* **What is being asked**
Copy every line of the listing that holds the string "true".

***

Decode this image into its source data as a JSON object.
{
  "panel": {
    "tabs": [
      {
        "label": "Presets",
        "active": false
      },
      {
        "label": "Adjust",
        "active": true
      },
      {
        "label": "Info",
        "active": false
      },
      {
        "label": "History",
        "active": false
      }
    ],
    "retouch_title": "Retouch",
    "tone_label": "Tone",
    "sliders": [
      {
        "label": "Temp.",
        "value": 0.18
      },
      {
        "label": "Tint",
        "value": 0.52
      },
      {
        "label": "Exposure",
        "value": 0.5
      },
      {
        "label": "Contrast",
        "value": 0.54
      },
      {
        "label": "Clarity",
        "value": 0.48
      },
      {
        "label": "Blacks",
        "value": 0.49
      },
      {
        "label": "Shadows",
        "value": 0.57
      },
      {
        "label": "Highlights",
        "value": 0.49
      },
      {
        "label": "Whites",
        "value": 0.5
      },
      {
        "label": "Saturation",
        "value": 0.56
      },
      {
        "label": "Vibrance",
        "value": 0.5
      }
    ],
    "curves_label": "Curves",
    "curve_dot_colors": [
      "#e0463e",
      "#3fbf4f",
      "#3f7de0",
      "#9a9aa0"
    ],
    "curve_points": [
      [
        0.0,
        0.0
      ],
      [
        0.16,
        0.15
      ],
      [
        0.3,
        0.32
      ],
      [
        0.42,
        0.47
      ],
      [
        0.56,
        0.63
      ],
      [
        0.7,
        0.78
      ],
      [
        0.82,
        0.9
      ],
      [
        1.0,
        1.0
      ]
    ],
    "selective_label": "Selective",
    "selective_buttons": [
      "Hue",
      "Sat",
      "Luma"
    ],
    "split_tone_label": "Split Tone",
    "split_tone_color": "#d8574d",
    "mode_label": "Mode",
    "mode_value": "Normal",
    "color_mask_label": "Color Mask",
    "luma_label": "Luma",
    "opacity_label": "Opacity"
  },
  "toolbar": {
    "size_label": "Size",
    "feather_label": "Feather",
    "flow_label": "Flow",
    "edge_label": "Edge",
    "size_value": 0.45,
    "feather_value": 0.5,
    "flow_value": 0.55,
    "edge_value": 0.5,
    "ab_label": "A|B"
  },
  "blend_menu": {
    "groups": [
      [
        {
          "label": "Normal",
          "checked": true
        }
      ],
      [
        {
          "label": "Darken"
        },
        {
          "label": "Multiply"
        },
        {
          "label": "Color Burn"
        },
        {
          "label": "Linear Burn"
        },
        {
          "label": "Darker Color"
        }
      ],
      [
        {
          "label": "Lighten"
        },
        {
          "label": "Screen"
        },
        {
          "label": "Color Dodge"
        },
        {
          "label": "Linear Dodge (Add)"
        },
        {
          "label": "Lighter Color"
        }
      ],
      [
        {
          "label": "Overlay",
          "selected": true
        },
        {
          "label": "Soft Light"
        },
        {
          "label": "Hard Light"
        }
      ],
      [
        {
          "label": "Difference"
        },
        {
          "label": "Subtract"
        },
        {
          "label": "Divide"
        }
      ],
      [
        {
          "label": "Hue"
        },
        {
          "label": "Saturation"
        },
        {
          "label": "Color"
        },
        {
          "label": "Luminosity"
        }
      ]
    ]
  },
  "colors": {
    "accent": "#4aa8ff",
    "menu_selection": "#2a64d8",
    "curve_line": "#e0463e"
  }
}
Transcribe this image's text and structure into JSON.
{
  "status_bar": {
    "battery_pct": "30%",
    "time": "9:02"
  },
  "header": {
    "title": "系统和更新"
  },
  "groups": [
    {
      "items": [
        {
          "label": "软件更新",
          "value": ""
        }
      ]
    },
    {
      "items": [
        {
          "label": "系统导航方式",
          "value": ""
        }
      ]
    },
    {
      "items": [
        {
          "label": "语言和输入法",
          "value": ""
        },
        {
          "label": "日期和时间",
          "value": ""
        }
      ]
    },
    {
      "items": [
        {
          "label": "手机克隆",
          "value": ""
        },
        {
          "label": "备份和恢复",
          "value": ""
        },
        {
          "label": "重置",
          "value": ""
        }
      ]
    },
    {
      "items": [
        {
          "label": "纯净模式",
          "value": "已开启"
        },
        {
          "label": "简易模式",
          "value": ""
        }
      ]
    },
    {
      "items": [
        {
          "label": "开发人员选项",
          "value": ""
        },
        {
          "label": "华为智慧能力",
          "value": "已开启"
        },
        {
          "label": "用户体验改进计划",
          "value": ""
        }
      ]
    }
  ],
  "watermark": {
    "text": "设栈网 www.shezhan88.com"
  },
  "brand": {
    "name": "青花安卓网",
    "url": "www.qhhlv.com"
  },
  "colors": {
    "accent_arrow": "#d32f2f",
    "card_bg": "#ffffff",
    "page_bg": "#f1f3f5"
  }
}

***

* **Exercise result**
        "active": true
          "checked": true
          "selected": true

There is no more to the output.